Problem to solve >> Every line of the data must be copied exactly.

* begin Provided data *

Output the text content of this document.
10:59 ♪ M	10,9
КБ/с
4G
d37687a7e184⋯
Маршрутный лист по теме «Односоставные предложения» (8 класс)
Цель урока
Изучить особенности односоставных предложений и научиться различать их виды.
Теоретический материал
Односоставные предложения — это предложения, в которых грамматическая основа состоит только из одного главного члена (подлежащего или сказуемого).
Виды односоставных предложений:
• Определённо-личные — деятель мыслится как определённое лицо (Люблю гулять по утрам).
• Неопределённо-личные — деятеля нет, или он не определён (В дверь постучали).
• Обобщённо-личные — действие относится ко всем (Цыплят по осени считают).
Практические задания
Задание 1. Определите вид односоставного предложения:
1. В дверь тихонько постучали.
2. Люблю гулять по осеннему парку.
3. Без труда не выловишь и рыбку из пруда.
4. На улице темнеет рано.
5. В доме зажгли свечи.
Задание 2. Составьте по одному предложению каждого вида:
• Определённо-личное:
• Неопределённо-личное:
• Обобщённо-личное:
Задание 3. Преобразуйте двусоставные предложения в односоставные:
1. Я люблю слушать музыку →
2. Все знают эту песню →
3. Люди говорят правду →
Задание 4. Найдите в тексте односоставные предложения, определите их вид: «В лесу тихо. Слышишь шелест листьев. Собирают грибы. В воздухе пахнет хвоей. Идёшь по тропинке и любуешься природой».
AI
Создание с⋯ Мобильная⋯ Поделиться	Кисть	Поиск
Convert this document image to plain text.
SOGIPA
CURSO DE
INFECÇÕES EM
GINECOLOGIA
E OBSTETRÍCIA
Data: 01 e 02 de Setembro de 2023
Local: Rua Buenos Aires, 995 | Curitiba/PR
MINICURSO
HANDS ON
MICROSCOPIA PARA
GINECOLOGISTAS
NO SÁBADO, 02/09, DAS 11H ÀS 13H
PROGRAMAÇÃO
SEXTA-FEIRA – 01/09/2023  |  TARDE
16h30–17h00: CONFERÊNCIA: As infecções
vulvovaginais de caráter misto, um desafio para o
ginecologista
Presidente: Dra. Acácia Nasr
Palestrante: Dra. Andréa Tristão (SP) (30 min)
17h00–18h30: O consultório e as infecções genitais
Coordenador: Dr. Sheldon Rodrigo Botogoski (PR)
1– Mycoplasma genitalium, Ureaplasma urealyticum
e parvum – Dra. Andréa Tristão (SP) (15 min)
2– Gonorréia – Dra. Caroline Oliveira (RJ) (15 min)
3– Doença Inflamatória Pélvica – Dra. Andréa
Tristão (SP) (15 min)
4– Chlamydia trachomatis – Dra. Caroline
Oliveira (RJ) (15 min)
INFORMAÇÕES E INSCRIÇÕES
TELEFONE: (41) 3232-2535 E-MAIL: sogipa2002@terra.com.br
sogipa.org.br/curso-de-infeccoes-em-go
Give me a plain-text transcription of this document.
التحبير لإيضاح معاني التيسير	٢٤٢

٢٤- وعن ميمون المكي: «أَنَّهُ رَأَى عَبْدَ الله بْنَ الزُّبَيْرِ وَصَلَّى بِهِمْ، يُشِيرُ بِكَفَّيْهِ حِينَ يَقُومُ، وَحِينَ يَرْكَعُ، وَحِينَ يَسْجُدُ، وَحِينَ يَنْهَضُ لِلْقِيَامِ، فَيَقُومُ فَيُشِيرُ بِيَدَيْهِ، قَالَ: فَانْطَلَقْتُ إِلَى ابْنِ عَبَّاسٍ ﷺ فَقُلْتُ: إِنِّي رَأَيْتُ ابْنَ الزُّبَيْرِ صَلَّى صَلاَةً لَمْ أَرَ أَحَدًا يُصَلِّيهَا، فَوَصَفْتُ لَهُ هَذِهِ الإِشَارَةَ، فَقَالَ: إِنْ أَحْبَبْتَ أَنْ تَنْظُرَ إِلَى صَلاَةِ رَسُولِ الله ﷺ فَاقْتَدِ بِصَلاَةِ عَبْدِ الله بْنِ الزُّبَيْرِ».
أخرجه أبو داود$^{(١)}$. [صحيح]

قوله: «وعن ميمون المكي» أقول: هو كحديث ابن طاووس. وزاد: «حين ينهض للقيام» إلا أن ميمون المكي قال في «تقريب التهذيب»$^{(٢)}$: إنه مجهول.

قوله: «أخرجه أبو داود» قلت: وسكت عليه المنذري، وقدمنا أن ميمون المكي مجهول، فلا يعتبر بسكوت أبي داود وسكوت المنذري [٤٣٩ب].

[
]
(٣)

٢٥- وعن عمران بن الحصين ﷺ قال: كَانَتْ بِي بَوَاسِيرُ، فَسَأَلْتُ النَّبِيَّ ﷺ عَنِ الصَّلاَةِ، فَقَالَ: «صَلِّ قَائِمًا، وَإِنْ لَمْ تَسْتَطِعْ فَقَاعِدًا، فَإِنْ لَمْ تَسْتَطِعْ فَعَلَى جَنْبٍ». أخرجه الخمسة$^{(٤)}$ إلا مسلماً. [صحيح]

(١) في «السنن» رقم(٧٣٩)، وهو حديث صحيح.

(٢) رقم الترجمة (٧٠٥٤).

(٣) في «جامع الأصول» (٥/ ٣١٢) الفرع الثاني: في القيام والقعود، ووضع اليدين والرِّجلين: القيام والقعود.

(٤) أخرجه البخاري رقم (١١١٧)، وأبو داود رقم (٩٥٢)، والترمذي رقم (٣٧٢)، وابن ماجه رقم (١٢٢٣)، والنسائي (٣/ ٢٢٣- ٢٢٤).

* end Provided data *

Solved problem >>
Output the text content of this document.
10:59 ♪ M	10,9
КБ/с
4G
d37687a7e184⋯
Маршрутный лист по теме «Односоставные предложения» (8 класс)
Цель урока
Изучить особенности односоставных предложений и научиться различать их виды.
Теоретический материал
Односоставные предложения — это предложения, в которых грамматическая основа состоит только из одного главного члена (подлежащего или сказуемого).
Виды односоставных предложений:
• Определённо-личные — деятель мыслится как определённое лицо (Люблю гулять по утрам).
• Неопределённо-личные — деятеля нет, или он не определён (В дверь постучали).
• Обобщённо-личные — действие относится ко всем (Цыплят по осени считают).
Практические задания
Задание 1. Определите вид односоставного предложения:
1. В дверь тихонько постучали.
2. Люблю гулять по осеннему парку.
3. Без труда не выловишь и рыбку из пруда.
4. На улице темнеет рано.
5. В доме зажгли свечи.
Задание 2. Составьте по одному предложению каждого вида:
• Определённо-личное:
• Неопределённо-личное:
• Обобщённо-личное:
Задание 3. Преобразуйте двусоставные предложения в односоставные:
1. Я люблю слушать музыку →
2. Все знают эту песню →
3. Люди говорят правду →
Задание 4. Найдите в тексте односоставные предложения, определите их вид: «В лесу тихо. Слышишь шелест листьев. Собирают грибы. В воздухе пахнет хвоей. Идёшь по тропинке и любуешься природой».
AI
Создание с⋯ Мобильная⋯ Поделиться	Кисть	Поиск
Convert this document image to plain text.
SOGIPA
CURSO DE
INFECÇÕES EM
GINECOLOGIA
E OBSTETRÍCIA
Data: 01 e 02 de Setembro de 2023
Local: Rua Buenos Aires, 995 | Curitiba/PR
MINICURSO
HANDS ON
MICROSCOPIA PARA
GINECOLOGISTAS
NO SÁBADO, 02/09, DAS 11H ÀS 13H
PROGRAMAÇÃO
SEXTA-FEIRA – 01/09/2023  |  TARDE
16h30–17h00: CONFERÊNCIA: As infecções
vulvovaginais de caráter misto, um desafio para o
ginecologista
Presidente: Dra. Acácia Nasr
Palestrante: Dra. Andréa Tristão (SP) (30 min)
17h00–18h30: O consultório e as infecções genitais
Coordenador: Dr. Sheldon Rodrigo Botogoski (PR)
1– Mycoplasma genitalium, Ureaplasma urealyticum
e parvum – Dra. Andréa Tristão (SP) (15 min)
2– Gonorréia – Dra. Caroline Oliveira (RJ) (15 min)
3– Doença Inflamatória Pélvica – Dra. Andréa
Tristão (SP) (15 min)
4– Chlamydia trachomatis – Dra. Caroline
Oliveira (RJ) (15 min)
INFORMAÇÕES E INSCRIÇÕES
TELEFONE: (41) 3232-2535 E-MAIL: sogipa2002@terra.com.br
sogipa.org.br/curso-de-infeccoes-em-go
Give me a plain-text transcription of this document.
التحبير لإيضاح معاني التيسير	٢٤٢

٢٤- وعن ميمون المكي: «أَنَّهُ رَأَى عَبْدَ الله بْنَ الزُّبَيْرِ وَصَلَّى بِهِمْ، يُشِيرُ بِكَفَّيْهِ حِينَ يَقُومُ، وَحِينَ يَرْكَعُ، وَحِينَ يَسْجُدُ، وَحِينَ يَنْهَضُ لِلْقِيَامِ، فَيَقُومُ فَيُشِيرُ بِيَدَيْهِ، قَالَ: فَانْطَلَقْتُ إِلَى ابْنِ عَبَّاسٍ ﷺ فَقُلْتُ: إِنِّي رَأَيْتُ ابْنَ الزُّبَيْرِ صَلَّى صَلاَةً لَمْ أَرَ أَحَدًا يُصَلِّيهَا، فَوَصَفْتُ لَهُ هَذِهِ الإِشَارَةَ، فَقَالَ: إِنْ أَحْبَبْتَ أَنْ تَنْظُرَ إِلَى صَلاَةِ رَسُولِ الله ﷺ فَاقْتَدِ بِصَلاَةِ عَبْدِ الله بْنِ الزُّبَيْرِ».
أخرجه أبو داود$^{(١)}$. [صحيح]

قوله: «وعن ميمون المكي» أقول: هو كحديث ابن طاووس. وزاد: «حين ينهض للقيام» إلا أن ميمون المكي قال في «تقريب التهذيب»$^{(٢)}$: إنه مجهول.

قوله: «أخرجه أبو داود» قلت: وسكت عليه المنذري، وقدمنا أن ميمون المكي مجهول، فلا يعتبر بسكوت أبي داود وسكوت المنذري [٤٣٩ب].

[
]
(٣)

٢٥- وعن عمران بن الحصين ﷺ قال: كَانَتْ بِي بَوَاسِيرُ، فَسَأَلْتُ النَّبِيَّ ﷺ عَنِ الصَّلاَةِ، فَقَالَ: «صَلِّ قَائِمًا، وَإِنْ لَمْ تَسْتَطِعْ فَقَاعِدًا، فَإِنْ لَمْ تَسْتَطِعْ فَعَلَى جَنْبٍ». أخرجه الخمسة$^{(٤)}$ إلا مسلماً. [صحيح]

(١) في «السنن» رقم(٧٣٩)، وهو حديث صحيح.

(٢) رقم الترجمة (٧٠٥٤).

(٣) في «جامع الأصول» (٥/ ٣١٢) الفرع الثاني: في القيام والقعود، ووضع اليدين والرِّجلين: القيام والقعود.

(٤) أخرجه البخاري رقم (١١١٧)، وأبو داود رقم (٩٥٢)، والترمذي رقم (٣٧٢)، وابن ماجه رقم (١٢٢٣)، والنسائي (٣/ ٢٢٣- ٢٢٤).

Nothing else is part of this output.